** begin MATERIALS PROVIDED **

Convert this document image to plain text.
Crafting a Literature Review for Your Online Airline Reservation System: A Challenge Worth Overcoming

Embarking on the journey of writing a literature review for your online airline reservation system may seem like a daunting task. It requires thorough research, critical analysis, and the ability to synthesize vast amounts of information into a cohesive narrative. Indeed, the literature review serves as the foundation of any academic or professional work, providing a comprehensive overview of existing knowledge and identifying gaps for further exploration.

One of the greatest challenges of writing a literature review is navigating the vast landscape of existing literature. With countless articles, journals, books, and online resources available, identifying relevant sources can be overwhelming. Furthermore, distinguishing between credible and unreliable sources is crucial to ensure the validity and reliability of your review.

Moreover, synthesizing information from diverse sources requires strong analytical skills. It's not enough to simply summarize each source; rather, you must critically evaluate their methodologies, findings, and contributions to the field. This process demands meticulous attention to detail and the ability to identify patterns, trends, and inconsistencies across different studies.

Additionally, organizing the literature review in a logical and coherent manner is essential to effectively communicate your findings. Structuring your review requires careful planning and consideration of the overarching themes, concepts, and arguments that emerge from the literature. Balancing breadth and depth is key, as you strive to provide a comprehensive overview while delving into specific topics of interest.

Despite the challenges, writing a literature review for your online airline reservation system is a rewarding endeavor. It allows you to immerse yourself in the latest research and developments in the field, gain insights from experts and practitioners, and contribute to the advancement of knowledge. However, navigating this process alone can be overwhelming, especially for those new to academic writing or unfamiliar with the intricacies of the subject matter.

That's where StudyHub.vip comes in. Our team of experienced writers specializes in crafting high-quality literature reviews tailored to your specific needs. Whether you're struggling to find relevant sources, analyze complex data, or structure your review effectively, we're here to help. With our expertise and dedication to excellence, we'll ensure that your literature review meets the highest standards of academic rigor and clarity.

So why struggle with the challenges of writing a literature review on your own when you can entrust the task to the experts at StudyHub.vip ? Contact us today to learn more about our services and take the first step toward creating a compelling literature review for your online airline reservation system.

** end MATERIALS PROVIDED **

OBJECTIVE - Extract all lines as given.

RESPONSE TO THE TASK -
Convert this document image to plain text.
Crafting a Literature Review for Your Online Airline Reservation System: A Challenge Worth Overcoming

Embarking on the journey of writing a literature review for your online airline reservation system may seem like a daunting task. It requires thorough research, critical analysis, and the ability to synthesize vast amounts of information into a cohesive narrative. Indeed, the literature review serves as the foundation of any academic or professional work, providing a comprehensive overview of existing knowledge and identifying gaps for further exploration.

One of the greatest challenges of writing a literature review is navigating the vast landscape of existing literature. With countless articles, journals, books, and online resources available, identifying relevant sources can be overwhelming. Furthermore, distinguishing between credible and unreliable sources is crucial to ensure the validity and reliability of your review.

Moreover, synthesizing information from diverse sources requires strong analytical skills. It's not enough to simply summarize each source; rather, you must critically evaluate their methodologies, findings, and contributions to the field. This process demands meticulous attention to detail and the ability to identify patterns, trends, and inconsistencies across different studies.

Additionally, organizing the literature review in a logical and coherent manner is essential to effectively communicate your findings. Structuring your review requires careful planning and consideration of the overarching themes, concepts, and arguments that emerge from the literature. Balancing breadth and depth is key, as you strive to provide a comprehensive overview while delving into specific topics of interest.

Despite the challenges, writing a literature review for your online airline reservation system is a rewarding endeavor. It allows you to immerse yourself in the latest research and developments in the field, gain insights from experts and practitioners, and contribute to the advancement of knowledge. However, navigating this process alone can be overwhelming, especially for those new to academic writing or unfamiliar with the intricacies of the subject matter.

That's where StudyHub.vip comes in. Our team of experienced writers specializes in crafting high-quality literature reviews tailored to your specific needs. Whether you're struggling to find relevant sources, analyze complex data, or structure your review effectively, we're here to help. With our expertise and dedication to excellence, we'll ensure that your literature review meets the highest standards of academic rigor and clarity.

So why struggle with the challenges of writing a literature review on your own when you can entrust the task to the experts at StudyHub.vip ? Contact us today to learn more about our services and take the first step toward creating a compelling literature review for your online airline reservation system.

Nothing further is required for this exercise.